Dataset entries on figures =
________________

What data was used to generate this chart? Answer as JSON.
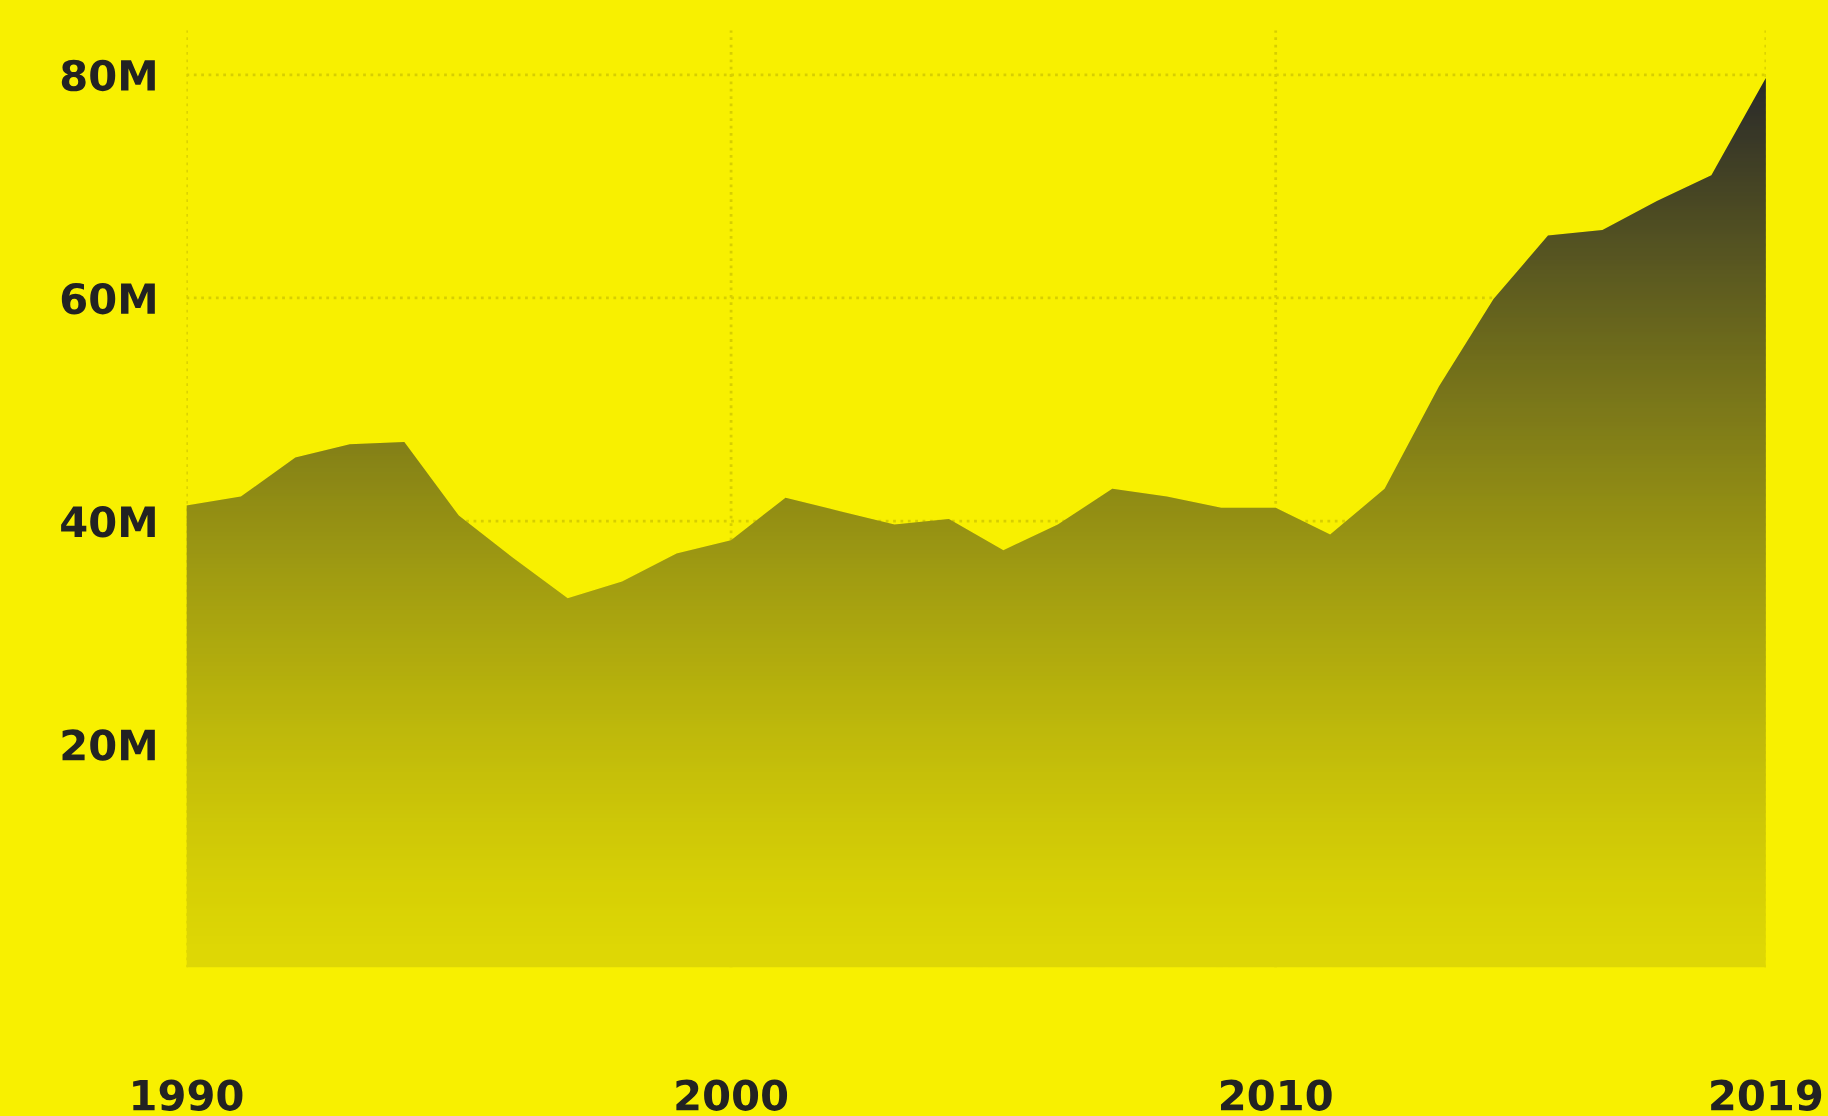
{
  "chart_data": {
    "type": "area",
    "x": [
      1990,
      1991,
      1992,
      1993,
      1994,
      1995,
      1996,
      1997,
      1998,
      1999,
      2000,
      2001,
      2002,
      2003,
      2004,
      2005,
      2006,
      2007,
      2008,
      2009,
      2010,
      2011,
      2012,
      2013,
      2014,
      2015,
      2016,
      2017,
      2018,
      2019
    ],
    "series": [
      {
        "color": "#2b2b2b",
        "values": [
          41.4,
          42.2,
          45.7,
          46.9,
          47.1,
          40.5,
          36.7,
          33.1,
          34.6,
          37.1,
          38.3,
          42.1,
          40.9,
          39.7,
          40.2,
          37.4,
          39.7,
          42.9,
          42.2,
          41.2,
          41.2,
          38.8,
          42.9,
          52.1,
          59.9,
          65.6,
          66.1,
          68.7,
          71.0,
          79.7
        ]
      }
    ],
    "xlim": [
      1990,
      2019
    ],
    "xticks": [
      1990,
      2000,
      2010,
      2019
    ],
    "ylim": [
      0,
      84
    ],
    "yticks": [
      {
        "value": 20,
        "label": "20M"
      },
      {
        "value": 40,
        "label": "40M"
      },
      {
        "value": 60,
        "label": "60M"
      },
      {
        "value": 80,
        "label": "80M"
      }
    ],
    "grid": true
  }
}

________________

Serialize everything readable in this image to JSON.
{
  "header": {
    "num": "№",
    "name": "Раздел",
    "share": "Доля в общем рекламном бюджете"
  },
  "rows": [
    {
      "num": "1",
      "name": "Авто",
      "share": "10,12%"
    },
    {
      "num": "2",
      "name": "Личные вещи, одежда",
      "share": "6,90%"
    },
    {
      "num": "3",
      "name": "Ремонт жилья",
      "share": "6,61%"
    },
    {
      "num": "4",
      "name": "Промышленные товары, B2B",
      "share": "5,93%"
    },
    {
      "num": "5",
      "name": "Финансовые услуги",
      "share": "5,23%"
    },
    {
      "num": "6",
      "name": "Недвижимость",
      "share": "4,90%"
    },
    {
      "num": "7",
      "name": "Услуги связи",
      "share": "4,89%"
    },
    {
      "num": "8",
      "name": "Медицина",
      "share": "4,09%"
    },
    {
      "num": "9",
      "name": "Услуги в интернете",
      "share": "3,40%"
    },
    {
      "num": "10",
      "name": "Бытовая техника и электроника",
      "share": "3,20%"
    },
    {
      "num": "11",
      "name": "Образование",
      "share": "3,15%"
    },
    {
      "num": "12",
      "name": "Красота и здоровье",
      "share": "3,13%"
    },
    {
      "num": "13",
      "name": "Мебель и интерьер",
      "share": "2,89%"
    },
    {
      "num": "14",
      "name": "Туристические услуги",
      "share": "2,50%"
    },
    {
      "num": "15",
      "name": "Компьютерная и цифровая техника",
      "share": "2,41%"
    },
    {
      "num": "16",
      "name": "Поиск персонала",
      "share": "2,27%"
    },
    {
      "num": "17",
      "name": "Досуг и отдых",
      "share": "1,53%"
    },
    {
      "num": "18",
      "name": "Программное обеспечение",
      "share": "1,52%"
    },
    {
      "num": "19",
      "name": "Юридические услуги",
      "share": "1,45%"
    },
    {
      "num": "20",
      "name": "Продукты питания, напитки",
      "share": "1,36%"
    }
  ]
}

________________

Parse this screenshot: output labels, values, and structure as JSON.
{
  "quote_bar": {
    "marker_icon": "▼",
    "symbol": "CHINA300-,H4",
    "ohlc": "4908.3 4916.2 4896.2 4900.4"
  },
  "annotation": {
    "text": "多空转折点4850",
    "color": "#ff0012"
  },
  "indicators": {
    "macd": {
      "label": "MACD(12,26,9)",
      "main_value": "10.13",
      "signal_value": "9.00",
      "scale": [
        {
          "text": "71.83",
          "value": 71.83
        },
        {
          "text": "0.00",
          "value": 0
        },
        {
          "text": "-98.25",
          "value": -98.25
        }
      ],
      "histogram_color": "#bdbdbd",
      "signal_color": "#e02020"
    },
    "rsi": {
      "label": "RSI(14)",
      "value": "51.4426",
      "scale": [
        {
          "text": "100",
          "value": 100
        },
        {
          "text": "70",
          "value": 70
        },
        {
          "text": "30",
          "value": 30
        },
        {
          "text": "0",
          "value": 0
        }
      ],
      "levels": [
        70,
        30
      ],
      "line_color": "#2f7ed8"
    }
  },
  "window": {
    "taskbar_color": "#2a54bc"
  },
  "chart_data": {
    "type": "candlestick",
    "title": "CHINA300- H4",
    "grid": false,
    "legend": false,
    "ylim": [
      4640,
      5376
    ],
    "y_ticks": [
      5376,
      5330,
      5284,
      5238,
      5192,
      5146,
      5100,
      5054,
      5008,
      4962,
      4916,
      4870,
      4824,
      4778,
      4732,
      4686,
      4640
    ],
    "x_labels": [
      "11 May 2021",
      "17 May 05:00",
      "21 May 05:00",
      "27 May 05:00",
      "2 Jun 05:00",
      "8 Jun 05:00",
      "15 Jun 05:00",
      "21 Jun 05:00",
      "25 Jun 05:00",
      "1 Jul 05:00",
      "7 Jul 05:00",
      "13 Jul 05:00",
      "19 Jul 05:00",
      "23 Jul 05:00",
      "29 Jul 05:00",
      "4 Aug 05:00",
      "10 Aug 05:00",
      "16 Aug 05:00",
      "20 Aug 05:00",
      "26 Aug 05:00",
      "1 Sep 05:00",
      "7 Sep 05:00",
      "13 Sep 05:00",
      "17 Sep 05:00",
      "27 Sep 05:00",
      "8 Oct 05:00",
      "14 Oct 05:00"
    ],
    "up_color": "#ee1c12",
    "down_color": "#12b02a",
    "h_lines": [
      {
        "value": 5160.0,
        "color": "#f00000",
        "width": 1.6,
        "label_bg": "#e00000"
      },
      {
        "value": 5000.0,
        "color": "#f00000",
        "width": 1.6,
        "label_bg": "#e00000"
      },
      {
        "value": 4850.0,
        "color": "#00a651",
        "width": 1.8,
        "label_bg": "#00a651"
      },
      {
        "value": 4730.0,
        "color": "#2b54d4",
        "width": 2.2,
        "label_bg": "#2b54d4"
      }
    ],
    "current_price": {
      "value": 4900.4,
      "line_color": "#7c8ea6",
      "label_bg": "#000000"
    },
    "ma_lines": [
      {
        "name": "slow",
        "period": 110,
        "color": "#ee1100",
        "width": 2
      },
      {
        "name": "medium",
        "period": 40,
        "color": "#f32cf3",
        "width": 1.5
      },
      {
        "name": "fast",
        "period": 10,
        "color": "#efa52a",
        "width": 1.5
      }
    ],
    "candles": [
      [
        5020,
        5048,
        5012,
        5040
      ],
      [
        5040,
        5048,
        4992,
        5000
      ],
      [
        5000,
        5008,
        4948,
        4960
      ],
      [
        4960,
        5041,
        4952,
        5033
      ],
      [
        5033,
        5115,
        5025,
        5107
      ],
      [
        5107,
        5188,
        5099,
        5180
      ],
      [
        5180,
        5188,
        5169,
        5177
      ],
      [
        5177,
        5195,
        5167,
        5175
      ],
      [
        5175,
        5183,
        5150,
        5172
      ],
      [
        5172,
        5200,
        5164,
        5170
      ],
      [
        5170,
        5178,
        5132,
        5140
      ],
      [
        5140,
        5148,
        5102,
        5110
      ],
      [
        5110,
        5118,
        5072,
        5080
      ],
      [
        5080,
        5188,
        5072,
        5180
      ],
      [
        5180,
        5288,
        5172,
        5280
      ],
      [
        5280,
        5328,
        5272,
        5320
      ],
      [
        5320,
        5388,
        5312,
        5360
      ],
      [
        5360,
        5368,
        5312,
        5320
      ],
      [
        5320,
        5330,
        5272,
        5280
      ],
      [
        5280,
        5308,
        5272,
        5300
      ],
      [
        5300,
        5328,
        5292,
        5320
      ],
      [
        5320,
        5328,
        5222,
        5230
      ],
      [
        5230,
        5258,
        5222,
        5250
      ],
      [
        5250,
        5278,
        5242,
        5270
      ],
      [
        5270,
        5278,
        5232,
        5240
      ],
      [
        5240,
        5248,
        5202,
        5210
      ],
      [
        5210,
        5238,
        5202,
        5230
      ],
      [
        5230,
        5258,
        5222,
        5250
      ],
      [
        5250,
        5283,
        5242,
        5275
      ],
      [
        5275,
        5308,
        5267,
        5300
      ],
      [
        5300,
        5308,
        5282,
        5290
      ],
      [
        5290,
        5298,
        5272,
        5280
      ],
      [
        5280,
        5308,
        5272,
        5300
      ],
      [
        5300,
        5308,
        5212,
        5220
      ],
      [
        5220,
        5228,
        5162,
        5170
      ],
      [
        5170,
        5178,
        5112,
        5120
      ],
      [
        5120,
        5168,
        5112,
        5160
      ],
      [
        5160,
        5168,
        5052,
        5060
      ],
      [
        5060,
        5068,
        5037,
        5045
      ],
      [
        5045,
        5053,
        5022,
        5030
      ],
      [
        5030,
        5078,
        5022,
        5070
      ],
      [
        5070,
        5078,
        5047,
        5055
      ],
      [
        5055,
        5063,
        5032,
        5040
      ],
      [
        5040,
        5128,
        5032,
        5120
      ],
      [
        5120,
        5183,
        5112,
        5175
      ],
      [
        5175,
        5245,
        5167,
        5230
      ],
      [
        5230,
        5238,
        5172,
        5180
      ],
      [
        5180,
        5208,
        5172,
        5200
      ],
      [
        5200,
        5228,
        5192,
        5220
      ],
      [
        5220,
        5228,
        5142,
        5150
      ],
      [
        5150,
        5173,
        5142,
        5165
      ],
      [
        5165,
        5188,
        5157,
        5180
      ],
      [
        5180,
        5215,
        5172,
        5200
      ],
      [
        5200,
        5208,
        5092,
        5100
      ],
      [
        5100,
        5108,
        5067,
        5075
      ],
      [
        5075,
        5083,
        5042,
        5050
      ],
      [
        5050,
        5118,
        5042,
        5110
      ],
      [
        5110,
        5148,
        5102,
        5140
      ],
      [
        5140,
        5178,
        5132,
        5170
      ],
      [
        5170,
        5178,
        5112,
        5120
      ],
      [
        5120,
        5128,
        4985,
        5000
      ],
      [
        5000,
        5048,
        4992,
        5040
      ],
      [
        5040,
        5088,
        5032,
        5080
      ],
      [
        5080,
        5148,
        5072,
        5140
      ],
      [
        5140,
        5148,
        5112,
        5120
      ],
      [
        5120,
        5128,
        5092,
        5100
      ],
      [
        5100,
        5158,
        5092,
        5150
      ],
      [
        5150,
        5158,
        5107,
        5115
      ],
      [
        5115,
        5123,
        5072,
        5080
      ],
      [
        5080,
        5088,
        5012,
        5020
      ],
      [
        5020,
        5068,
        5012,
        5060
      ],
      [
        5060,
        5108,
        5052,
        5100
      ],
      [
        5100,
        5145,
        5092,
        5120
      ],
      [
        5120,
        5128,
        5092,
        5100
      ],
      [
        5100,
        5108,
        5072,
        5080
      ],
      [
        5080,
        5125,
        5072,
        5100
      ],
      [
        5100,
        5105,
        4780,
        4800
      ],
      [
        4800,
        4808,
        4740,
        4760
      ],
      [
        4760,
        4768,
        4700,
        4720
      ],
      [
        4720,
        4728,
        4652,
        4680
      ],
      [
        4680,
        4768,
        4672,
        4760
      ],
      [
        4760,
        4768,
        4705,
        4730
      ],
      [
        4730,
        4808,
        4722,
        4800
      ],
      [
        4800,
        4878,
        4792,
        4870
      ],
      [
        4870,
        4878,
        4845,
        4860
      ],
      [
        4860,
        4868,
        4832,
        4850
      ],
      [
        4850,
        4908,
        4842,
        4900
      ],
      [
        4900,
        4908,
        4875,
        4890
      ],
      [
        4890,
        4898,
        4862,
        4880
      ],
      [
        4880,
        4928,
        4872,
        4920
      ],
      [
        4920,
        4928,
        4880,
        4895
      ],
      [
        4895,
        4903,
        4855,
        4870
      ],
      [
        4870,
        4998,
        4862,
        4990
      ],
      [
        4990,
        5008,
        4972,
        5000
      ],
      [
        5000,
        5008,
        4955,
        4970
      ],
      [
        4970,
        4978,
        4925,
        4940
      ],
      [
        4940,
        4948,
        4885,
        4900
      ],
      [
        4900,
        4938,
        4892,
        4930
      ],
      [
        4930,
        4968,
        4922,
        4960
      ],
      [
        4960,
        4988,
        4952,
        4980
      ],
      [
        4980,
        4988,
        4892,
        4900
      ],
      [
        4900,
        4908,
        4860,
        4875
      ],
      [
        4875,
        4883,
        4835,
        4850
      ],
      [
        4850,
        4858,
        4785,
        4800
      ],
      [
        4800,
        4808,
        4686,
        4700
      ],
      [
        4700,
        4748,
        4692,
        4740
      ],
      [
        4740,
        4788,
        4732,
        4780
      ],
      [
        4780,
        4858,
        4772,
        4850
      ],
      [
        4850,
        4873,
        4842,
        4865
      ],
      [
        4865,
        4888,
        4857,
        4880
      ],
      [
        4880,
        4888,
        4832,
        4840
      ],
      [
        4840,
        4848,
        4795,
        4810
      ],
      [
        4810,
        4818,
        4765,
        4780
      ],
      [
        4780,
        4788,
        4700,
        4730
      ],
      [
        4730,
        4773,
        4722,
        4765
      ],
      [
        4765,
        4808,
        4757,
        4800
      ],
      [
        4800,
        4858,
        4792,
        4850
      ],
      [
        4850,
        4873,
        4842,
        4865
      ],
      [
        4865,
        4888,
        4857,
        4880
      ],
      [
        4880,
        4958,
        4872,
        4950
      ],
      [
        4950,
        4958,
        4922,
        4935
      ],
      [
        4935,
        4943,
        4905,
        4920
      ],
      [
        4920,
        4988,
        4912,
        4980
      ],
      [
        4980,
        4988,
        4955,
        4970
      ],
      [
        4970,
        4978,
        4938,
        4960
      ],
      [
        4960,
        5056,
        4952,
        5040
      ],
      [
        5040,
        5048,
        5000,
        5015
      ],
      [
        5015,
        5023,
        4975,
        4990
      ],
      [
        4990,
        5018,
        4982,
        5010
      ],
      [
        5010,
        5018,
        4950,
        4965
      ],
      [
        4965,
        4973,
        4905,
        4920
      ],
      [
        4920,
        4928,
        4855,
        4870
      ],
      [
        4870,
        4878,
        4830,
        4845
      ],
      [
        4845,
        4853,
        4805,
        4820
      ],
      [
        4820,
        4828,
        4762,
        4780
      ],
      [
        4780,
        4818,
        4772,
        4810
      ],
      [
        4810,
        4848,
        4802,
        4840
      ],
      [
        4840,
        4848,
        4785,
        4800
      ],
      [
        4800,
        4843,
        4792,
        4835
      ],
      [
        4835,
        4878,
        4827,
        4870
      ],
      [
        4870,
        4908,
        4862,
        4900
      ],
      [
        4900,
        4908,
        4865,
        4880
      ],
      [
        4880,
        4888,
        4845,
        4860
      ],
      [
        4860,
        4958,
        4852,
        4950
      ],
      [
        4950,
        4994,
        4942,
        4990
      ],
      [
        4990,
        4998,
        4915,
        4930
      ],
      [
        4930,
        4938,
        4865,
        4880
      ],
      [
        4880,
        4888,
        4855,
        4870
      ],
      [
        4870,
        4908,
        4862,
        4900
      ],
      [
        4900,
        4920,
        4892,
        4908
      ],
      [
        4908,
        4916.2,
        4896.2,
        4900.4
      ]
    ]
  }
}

________________

Task description = What is the number of lines containing "width"? Give that number only.

Reply to the exercise = 7